§ **DESCRIPTION OF THE TASK**:
Identify all lines of the data containing the string "from" and copy them.

§ **PROVIDED DATA**:
## Begin
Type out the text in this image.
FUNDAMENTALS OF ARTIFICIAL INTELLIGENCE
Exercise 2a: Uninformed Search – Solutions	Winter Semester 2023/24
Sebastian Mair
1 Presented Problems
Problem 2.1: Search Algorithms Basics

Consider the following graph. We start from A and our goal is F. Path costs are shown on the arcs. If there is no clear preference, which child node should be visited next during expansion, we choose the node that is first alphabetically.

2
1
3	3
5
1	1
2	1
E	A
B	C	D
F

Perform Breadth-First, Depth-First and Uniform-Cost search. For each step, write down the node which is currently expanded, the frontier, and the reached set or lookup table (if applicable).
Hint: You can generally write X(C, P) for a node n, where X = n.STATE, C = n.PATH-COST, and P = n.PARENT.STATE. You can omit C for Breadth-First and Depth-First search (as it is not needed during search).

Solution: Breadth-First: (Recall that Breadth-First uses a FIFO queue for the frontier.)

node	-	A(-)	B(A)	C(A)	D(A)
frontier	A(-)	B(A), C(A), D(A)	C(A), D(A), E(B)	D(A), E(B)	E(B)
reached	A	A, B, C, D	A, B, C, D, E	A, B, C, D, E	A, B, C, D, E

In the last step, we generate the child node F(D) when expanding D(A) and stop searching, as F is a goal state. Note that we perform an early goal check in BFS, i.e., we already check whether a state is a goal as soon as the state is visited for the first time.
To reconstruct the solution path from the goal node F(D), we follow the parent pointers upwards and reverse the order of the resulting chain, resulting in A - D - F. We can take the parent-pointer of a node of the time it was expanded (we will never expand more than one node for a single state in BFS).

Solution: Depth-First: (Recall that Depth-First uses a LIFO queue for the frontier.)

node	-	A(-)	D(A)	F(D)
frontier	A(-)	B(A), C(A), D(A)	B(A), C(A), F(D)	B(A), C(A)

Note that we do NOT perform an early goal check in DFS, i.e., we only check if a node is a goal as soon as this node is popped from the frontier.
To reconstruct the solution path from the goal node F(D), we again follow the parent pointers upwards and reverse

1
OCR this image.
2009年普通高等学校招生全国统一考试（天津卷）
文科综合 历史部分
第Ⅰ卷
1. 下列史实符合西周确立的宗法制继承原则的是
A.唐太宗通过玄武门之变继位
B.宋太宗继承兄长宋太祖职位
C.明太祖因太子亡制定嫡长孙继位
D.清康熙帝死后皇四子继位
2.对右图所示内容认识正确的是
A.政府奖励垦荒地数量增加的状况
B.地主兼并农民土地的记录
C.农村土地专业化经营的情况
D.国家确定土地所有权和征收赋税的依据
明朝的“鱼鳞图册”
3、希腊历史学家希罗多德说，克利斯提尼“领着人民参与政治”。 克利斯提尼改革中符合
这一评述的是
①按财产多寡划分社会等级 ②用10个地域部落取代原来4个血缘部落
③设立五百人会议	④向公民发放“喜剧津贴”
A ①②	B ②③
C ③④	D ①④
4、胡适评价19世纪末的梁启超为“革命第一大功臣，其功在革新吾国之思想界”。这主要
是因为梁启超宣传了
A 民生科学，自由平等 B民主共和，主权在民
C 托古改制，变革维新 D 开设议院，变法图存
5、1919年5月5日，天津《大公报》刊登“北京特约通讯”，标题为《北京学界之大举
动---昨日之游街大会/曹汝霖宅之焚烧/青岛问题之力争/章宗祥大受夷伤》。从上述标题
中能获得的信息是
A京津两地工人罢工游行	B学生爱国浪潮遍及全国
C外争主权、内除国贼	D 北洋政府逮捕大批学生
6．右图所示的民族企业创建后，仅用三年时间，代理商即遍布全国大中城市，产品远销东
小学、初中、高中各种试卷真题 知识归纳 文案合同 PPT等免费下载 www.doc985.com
## End
## Begin
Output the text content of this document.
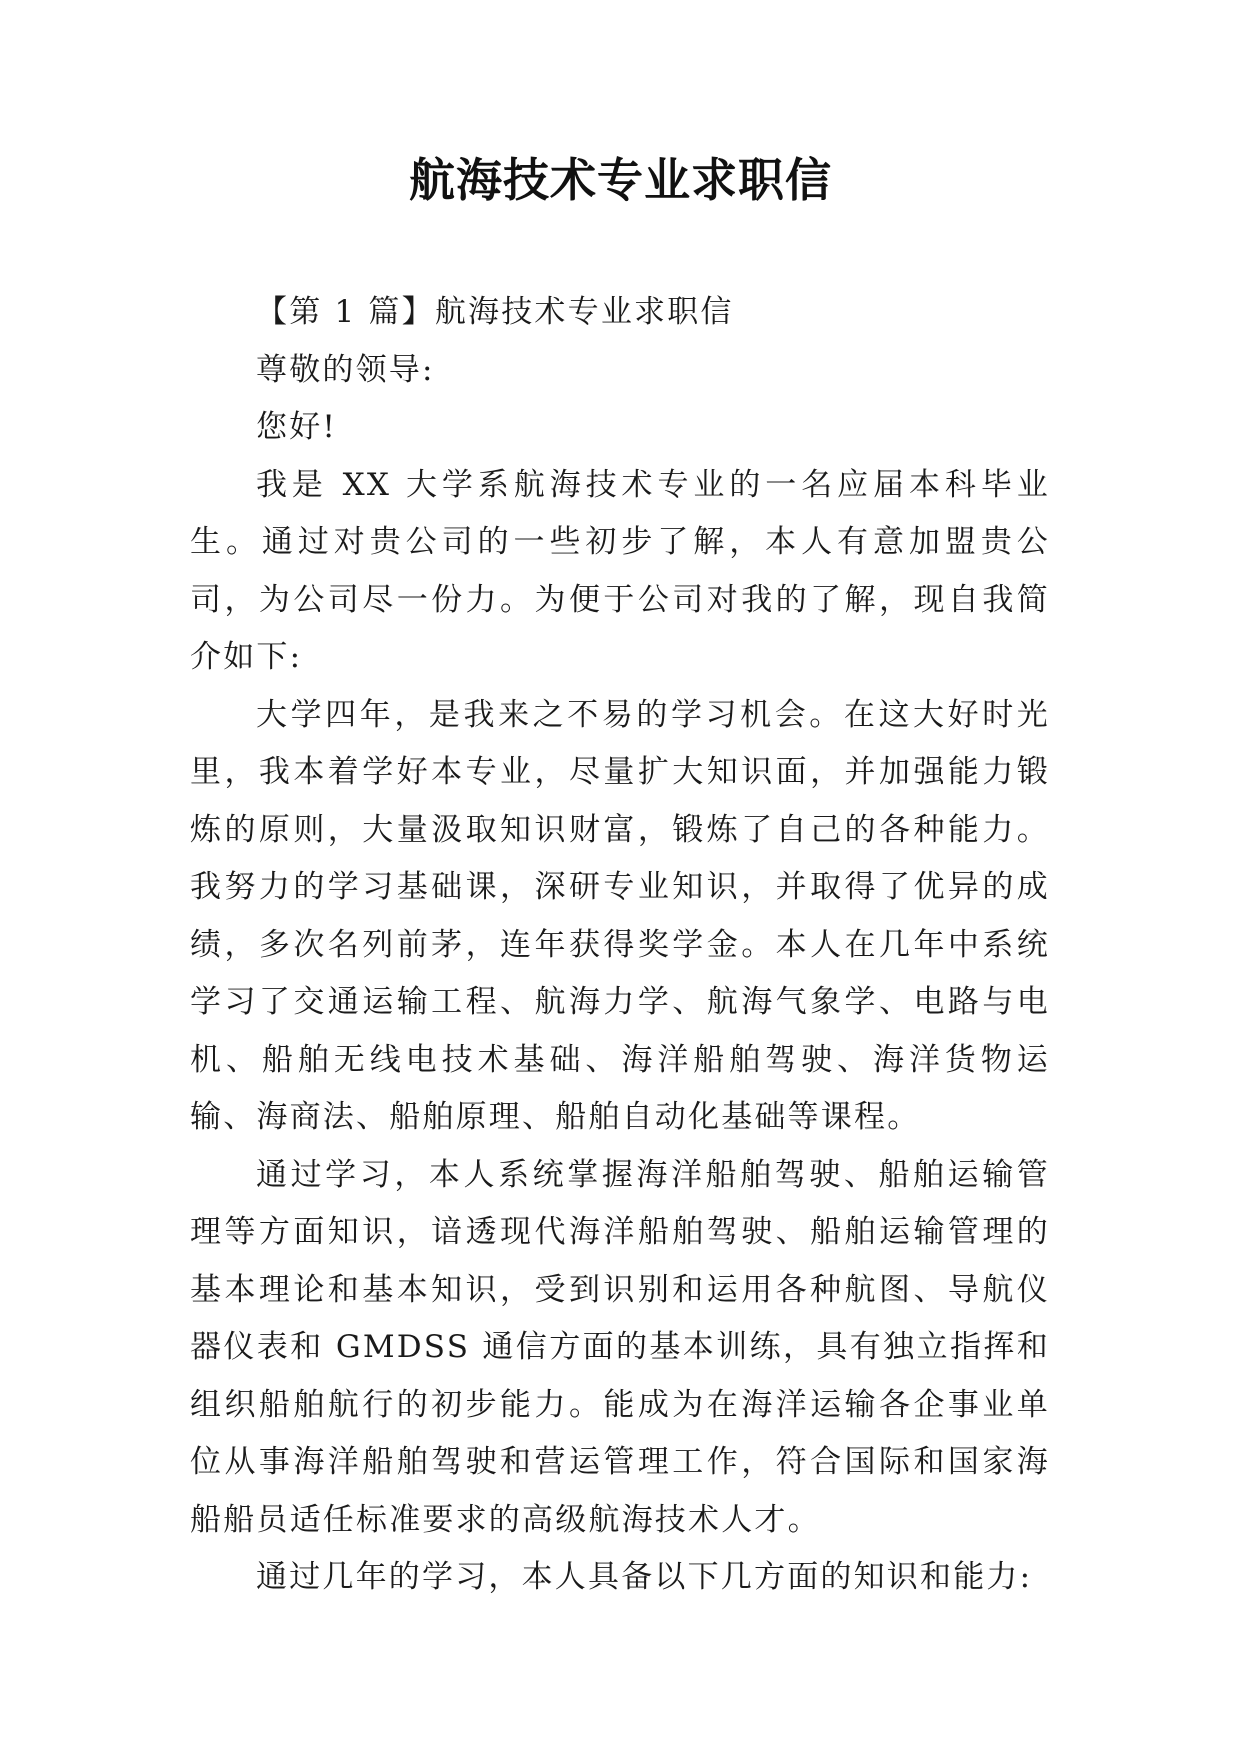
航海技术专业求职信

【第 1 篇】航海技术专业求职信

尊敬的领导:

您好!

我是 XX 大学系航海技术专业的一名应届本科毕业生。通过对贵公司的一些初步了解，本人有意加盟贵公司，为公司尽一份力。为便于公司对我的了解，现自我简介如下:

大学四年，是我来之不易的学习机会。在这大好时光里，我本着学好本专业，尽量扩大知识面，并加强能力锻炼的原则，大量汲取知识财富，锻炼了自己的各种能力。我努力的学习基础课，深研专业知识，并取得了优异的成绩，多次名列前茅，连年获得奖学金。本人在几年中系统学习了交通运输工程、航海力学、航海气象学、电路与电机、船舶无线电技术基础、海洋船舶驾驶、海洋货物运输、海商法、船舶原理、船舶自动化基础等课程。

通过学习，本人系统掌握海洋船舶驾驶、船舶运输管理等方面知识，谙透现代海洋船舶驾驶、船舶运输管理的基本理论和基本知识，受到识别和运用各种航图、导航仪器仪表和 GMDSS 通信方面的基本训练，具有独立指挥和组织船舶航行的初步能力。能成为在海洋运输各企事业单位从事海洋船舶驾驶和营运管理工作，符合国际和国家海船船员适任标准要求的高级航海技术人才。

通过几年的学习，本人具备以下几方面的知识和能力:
## End
## Begin
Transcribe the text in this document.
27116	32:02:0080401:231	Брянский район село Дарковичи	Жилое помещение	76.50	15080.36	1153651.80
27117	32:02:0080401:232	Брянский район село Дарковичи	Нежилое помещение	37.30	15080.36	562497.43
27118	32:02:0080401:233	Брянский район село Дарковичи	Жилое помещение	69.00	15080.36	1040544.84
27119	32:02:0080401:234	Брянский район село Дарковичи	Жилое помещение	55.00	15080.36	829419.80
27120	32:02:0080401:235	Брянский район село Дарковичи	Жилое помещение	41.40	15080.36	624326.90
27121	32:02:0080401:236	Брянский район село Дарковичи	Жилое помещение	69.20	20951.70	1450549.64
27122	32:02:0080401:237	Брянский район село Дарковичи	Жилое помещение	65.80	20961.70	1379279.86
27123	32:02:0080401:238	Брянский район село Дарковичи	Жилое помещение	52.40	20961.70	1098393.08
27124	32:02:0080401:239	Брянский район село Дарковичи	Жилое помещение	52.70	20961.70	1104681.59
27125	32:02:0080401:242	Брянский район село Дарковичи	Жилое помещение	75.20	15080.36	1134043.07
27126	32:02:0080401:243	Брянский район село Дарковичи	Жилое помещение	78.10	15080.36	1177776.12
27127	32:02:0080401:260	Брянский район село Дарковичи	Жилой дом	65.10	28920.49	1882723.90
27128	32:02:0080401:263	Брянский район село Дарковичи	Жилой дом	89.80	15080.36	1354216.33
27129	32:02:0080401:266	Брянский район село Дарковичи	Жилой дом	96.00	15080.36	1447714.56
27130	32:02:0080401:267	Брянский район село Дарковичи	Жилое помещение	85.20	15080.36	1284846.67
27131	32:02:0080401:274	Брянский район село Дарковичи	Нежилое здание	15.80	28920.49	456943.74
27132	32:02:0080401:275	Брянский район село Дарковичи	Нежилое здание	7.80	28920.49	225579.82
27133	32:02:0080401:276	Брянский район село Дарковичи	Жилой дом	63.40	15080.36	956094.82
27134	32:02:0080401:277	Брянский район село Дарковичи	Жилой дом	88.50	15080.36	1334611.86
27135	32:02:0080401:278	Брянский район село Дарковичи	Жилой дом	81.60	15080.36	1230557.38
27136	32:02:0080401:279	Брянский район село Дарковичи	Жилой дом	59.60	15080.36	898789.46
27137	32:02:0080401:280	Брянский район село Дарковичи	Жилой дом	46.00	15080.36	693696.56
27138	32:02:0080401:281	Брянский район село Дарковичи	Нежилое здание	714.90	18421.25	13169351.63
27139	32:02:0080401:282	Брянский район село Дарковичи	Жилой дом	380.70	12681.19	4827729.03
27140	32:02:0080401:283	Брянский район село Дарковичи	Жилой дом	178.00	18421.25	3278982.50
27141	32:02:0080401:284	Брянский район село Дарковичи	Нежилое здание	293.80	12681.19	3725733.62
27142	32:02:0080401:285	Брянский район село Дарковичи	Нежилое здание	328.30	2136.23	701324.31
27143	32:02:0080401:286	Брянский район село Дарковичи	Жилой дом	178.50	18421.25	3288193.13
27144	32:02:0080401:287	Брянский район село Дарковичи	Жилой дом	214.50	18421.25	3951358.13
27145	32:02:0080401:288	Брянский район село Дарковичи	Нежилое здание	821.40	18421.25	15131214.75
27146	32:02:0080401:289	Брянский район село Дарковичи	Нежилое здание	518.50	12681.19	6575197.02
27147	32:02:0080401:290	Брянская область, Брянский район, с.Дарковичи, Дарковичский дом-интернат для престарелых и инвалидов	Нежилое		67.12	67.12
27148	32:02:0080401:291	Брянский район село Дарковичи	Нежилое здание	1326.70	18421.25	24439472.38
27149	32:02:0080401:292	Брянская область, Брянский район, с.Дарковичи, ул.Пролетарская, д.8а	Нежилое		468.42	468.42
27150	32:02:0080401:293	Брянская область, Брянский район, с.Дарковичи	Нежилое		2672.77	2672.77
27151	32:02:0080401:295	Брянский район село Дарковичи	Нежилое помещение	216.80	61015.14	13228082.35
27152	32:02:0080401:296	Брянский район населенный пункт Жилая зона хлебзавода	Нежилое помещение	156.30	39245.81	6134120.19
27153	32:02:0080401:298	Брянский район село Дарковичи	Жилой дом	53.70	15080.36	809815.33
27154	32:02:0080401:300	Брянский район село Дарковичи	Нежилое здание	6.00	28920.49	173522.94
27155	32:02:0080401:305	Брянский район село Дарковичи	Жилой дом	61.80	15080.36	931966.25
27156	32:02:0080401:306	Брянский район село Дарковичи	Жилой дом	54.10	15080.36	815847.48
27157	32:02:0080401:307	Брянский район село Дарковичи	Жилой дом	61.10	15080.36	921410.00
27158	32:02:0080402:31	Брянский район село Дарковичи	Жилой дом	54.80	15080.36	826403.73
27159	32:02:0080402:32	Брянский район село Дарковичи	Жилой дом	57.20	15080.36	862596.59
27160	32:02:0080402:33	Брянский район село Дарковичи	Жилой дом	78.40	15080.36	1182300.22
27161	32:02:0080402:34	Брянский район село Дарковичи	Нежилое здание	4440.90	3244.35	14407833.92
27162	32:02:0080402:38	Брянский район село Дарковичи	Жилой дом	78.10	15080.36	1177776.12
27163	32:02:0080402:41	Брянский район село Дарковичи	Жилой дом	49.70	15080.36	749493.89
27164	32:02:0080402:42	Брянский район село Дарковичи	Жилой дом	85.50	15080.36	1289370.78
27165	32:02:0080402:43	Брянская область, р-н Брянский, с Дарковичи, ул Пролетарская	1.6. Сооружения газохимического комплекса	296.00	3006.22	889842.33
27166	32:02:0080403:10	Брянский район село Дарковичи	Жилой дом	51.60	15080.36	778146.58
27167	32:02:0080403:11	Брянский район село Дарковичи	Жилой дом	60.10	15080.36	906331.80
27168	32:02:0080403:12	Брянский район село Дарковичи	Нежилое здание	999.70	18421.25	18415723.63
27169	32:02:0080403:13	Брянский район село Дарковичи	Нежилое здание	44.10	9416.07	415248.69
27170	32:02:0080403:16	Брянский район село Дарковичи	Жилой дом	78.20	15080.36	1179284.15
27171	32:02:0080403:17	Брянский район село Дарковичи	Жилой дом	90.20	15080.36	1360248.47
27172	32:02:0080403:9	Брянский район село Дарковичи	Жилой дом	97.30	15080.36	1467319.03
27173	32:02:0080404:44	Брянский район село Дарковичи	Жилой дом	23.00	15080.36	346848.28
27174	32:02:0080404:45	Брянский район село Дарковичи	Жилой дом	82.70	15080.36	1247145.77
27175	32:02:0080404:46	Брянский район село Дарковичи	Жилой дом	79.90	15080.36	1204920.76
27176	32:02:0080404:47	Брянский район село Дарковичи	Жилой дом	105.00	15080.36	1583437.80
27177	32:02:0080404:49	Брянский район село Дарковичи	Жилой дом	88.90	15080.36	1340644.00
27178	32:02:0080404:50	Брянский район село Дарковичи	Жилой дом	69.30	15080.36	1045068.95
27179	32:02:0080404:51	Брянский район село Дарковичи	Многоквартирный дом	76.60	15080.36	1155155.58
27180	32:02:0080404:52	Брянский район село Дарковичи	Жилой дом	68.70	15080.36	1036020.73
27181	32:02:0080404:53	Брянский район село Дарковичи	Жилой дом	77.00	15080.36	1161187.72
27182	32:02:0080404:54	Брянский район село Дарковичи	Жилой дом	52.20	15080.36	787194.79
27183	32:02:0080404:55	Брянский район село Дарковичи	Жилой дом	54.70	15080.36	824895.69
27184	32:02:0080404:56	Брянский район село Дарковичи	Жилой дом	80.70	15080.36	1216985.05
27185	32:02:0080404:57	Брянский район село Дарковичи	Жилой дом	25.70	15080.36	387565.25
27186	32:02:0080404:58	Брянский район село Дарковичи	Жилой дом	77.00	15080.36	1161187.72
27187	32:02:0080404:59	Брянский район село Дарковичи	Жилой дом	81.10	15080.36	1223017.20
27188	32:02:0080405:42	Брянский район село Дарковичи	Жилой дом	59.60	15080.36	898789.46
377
## End
§ **RESULT**:
Consider the following graph. We start from A and our goal is F. Path costs are shown on the arcs. If there is no clear preference, which child node should be visited next during expansion, we choose the node that is first alphabetically.
To reconstruct the solution path from the goal node F(D), we follow the parent pointers upwards and reverse the order of the resulting chain, resulting in A - D - F. We can take the parent-pointer of a node of the time it was expanded (we will never expand more than one node for a single state in BFS).
Note that we do NOT perform an early goal check in DFS, i.e., we only check if a node is a goal as soon as this node is popped from the frontier.
To reconstruct the solution path from the goal node F(D), we again follow the parent pointers upwards and reverse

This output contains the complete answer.